Work to do: Reproduce the Loving Highsmith review below word for word, from its headline through the final line.

Text passage:
— START —

Your Weekly Roundup of New Movies: “Loving Highsmith” Paints Itself Into a Melancholy Corner

What to see and what to skip.

LOVING HIGHSMITH

** Patricia Highsmith may have invented Tom Ripley and Strangers on a Train, but she opens this documentary espousing no love for mysteries. Fitting, maybe. Portrayed here, hers was a lifetime of intermittent hope (see: Carol) and overriding tragedy (see: everything else), as she lived out the loneliness, globe-trotting and crippling sexual repression so often found in her novels. With Gwendoline Christie (Brienne of Tarth in Game of Thrones) narrating Highsmith’s diary pages and romantic letters in a voice like dry vermouth, we’re immersed in the author’s unrequited longing, most of all for her cruel mother’s affection (and for one great love whose identity remains a secret). Director Eva Vitija clearly devoted tremendous effort to interviewing and researching Highsmith’s romantic partners, but she lacks the footage necessary to provide narrative fuel. The film inexplicably overemphasizes Highsmith’s alienation using Texas rodeo B-roll, and Vitija’s sudden yet sparse first-person narration comes off as a last-ditch device to move us through the author’s biography. An interview with a Highsmith scholar or two could have added artistic insight without sacrificing intimacy, but instead Loving Highsmith paints itself into a melancholy corner. It fails to understand that while Highsmith’s life was sad, it was full. NR. CHANCE SOLEM-PFEIFER. Living Room.

— END —

Extracted records:
— START —

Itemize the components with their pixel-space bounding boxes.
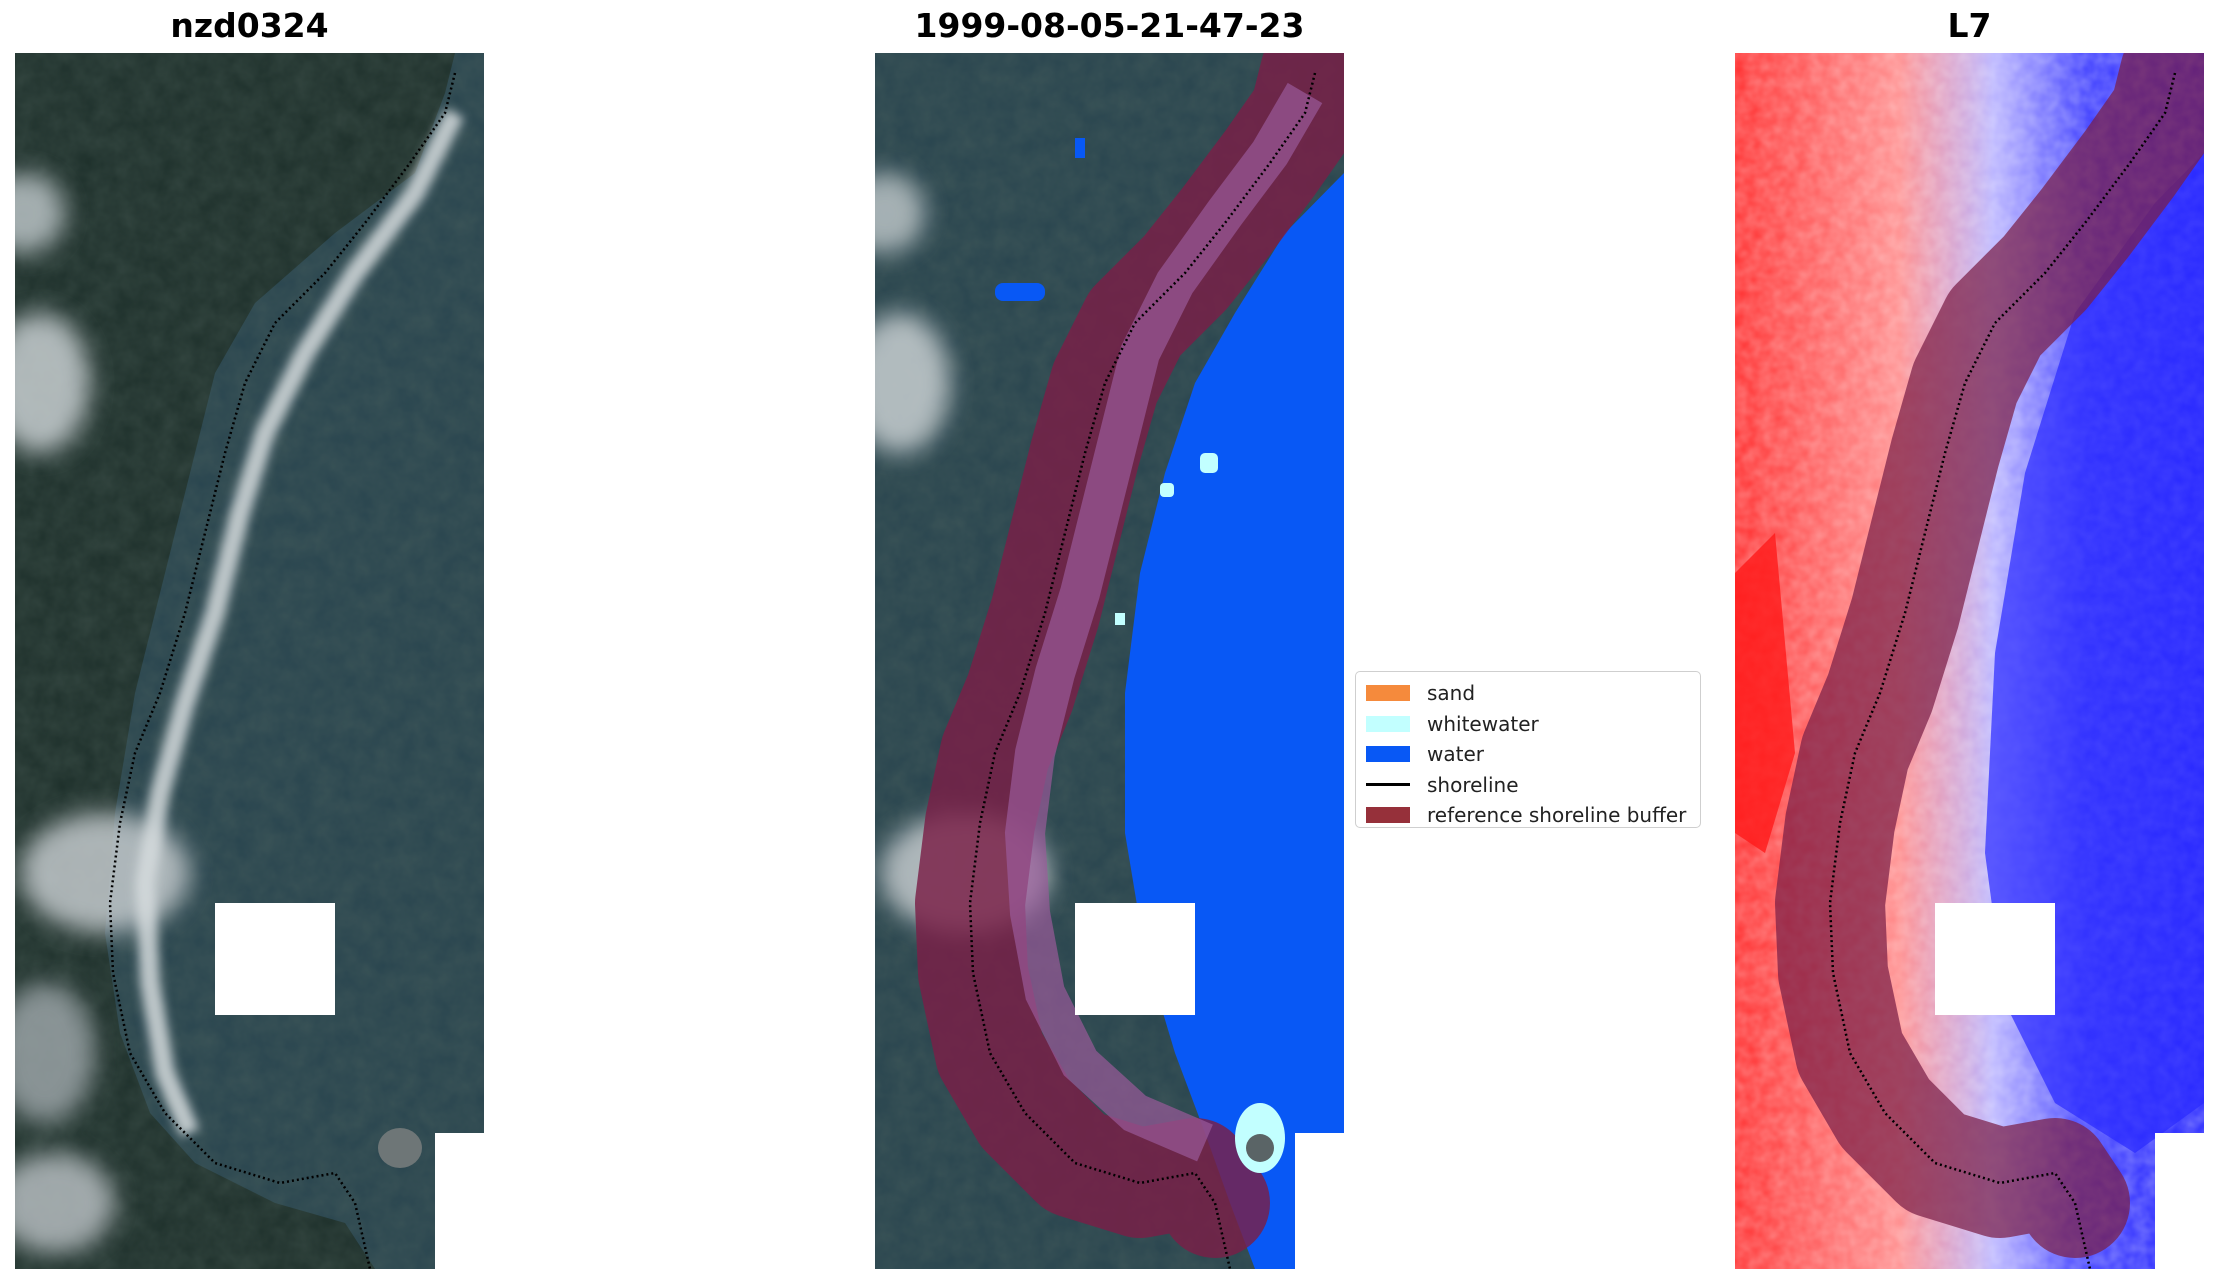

— END —
— START —

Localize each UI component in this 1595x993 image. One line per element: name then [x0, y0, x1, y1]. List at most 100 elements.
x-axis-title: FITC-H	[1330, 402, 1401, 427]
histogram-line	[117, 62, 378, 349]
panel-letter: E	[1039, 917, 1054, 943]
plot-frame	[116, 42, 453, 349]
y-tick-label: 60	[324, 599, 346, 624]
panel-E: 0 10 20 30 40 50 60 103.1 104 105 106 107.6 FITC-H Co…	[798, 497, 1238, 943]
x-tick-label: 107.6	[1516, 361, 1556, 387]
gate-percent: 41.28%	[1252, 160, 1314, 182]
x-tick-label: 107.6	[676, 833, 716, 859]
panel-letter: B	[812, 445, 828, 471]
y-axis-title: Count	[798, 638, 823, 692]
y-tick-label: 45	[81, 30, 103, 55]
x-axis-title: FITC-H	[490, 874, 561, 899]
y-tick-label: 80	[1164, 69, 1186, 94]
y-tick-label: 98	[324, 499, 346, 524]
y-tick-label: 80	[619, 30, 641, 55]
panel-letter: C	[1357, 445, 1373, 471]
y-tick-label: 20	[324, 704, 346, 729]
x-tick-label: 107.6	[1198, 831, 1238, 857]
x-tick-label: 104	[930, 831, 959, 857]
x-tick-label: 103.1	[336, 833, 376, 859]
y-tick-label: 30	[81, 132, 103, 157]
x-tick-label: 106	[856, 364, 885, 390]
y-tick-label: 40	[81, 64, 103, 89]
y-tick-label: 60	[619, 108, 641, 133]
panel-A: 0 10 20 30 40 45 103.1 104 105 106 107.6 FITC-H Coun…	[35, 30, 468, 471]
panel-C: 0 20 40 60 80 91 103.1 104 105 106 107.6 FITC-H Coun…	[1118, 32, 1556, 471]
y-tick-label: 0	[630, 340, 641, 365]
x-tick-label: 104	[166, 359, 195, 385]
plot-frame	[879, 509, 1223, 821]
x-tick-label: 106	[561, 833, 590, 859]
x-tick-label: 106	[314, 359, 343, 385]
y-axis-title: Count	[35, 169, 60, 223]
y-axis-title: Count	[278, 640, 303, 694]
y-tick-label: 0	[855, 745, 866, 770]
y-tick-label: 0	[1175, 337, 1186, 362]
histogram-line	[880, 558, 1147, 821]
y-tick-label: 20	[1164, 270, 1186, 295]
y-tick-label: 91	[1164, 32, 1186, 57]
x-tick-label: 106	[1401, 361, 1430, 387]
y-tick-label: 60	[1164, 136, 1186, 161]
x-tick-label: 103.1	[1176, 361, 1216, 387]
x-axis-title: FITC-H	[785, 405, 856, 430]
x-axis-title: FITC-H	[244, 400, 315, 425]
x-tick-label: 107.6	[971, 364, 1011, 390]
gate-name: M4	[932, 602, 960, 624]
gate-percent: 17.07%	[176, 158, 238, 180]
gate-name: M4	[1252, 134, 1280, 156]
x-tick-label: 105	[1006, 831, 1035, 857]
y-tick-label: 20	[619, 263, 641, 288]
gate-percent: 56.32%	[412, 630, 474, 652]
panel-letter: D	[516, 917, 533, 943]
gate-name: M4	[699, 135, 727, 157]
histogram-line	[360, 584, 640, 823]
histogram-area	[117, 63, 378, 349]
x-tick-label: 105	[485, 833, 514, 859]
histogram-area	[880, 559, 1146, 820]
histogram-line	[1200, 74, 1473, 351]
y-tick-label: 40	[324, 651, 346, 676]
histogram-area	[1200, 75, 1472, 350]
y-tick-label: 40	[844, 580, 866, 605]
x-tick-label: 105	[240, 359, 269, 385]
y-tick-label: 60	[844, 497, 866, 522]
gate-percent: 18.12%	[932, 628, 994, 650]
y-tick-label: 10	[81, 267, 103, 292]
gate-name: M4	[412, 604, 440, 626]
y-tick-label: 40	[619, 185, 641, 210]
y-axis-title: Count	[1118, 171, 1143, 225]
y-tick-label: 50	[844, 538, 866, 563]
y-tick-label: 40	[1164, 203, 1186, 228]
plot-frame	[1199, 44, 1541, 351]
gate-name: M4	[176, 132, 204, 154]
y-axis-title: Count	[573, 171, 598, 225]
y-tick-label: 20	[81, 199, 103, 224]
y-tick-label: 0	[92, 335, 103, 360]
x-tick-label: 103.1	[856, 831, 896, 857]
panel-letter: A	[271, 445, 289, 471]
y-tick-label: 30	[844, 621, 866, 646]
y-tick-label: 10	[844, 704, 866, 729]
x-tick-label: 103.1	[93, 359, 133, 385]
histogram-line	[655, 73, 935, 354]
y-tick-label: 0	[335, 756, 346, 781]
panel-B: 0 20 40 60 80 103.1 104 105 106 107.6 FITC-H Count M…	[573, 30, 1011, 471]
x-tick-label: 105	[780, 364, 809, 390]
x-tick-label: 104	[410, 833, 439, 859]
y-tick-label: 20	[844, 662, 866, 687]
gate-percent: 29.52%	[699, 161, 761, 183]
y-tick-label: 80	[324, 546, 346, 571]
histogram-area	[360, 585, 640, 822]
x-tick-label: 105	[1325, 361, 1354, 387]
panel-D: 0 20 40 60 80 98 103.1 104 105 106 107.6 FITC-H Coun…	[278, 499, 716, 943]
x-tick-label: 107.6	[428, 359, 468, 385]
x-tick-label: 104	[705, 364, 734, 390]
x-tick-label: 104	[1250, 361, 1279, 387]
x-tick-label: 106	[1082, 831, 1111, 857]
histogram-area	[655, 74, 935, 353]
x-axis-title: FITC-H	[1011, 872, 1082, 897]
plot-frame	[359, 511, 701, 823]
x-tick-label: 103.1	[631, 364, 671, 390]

— END —
— START —

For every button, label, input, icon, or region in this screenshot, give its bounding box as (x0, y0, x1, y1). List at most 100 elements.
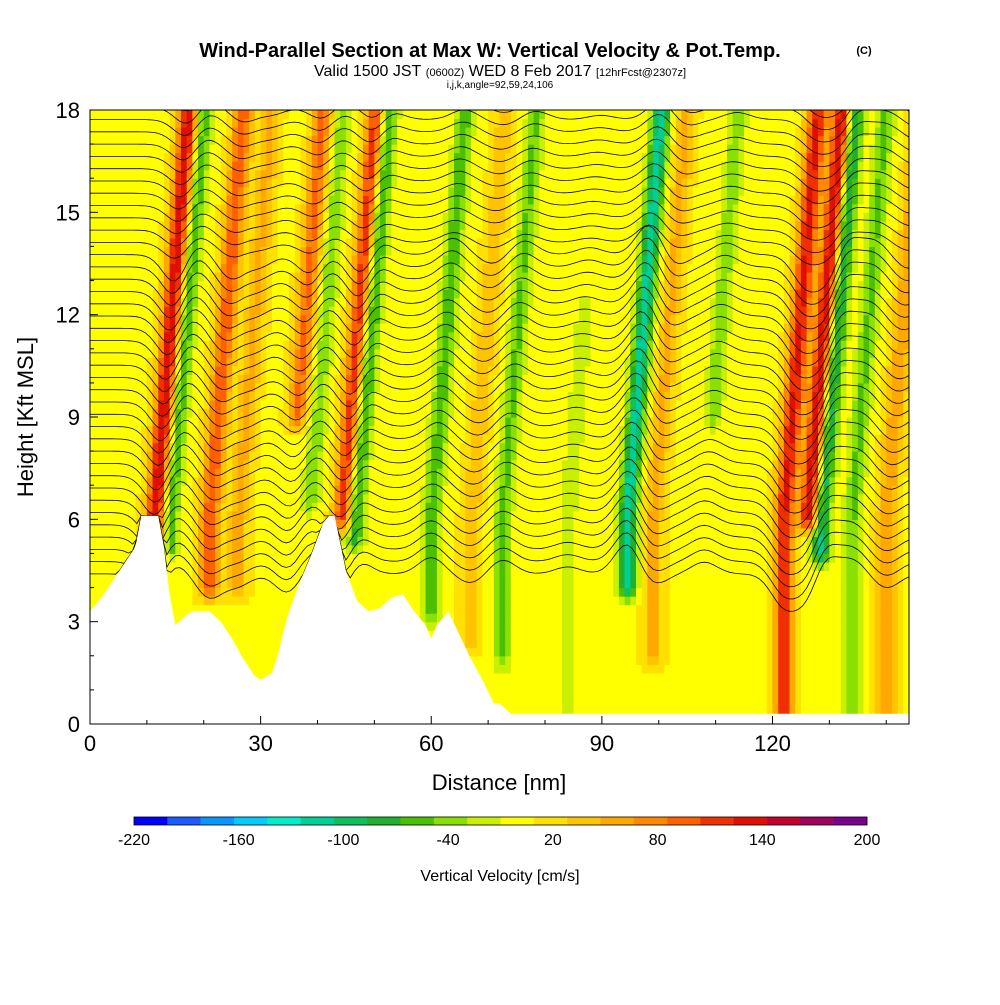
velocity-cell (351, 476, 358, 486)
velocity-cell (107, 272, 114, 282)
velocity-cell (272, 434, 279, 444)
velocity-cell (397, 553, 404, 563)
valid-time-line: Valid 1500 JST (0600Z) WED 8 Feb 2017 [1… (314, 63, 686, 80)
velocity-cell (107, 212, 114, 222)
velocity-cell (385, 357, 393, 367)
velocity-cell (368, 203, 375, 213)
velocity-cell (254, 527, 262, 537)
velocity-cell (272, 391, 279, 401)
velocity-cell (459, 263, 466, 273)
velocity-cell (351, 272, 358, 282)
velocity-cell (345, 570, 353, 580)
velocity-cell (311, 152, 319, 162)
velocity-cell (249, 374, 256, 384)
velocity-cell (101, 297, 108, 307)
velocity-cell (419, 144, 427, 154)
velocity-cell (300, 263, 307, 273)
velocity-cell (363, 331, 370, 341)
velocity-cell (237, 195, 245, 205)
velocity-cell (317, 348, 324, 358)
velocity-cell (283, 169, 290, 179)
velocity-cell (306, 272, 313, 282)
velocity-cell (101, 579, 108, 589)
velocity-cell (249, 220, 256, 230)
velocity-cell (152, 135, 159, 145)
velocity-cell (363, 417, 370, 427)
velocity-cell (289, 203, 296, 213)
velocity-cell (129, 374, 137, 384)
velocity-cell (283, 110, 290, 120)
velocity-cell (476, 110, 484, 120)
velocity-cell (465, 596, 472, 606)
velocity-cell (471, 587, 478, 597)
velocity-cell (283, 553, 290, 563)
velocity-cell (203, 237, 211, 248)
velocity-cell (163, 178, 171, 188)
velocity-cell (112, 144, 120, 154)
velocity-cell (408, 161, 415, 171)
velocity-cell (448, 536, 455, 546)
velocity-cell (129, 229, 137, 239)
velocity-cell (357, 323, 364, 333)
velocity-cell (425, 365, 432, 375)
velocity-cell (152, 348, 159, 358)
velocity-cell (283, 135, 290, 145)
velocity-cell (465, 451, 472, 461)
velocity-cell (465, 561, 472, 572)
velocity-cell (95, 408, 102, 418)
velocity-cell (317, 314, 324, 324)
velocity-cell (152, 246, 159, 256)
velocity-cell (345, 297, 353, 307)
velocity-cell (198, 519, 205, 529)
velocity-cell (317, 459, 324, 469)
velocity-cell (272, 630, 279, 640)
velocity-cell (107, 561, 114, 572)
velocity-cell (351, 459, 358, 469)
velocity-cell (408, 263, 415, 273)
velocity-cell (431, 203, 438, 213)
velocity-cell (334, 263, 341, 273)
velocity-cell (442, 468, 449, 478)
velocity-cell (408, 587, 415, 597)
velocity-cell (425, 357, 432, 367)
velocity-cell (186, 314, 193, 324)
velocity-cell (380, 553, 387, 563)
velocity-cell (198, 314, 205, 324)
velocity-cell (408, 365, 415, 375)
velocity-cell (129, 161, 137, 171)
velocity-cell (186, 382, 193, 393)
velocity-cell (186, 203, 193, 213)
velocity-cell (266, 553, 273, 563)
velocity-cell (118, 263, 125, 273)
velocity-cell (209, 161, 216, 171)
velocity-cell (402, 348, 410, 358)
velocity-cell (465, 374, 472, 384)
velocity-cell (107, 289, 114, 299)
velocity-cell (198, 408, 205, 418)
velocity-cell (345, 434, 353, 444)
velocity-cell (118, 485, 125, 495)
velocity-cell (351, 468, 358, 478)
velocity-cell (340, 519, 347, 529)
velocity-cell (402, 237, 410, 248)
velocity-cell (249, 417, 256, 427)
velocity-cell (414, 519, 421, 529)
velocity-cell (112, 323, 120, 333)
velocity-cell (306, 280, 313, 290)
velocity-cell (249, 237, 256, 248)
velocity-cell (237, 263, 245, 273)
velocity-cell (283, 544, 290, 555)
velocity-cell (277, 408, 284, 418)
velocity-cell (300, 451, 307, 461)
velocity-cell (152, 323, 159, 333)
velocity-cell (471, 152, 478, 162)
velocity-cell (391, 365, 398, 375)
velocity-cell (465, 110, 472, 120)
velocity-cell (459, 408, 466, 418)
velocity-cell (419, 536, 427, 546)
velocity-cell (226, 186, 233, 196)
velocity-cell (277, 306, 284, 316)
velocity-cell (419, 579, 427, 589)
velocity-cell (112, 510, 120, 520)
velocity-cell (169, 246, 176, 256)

— END —

Reply to the exercise:
Your Weekly Roundup of New Movies: “Loving Highsmith” Paints Itself Into a Melancholy Corner

What to see and what to skip.

LOVING HIGHSMITH

** Patricia Highsmith may have invented Tom Ripley and Strangers on a Train, but she opens this documentary espousing no love for mysteries. Fitting, maybe. Portrayed here, hers was a lifetime of intermittent hope (see: Carol) and overriding tragedy (see: everything else), as she lived out the loneliness, globe-trotting and crippling sexual repression so often found in her novels. With Gwendoline Christie (Brienne of Tarth in Game of Thrones) narrating Highsmith’s diary pages and romantic letters in a voice like dry vermouth, we’re immersed in the author’s unrequited longing, most of all for her cruel mother’s affection (and for one great love whose identity remains a secret). Director Eva Vitija clearly devoted tremendous effort to interviewing and researching Highsmith’s romantic partners, but she lacks the footage necessary to provide narrative fuel. The film inexplicably overemphasizes Highsmith’s alienation using Texas rodeo B-roll, and Vitija’s sudden yet sparse first-person narration comes off as a last-ditch device to move us through the author’s biography. An interview with a Highsmith scholar or two could have added artistic insight without sacrificing intimacy, but instead Loving Highsmith paints itself into a melancholy corner. It fails to understand that while Highsmith’s life was sad, it was full. NR. CHANCE SOLEM-PFEIFER. Living Room.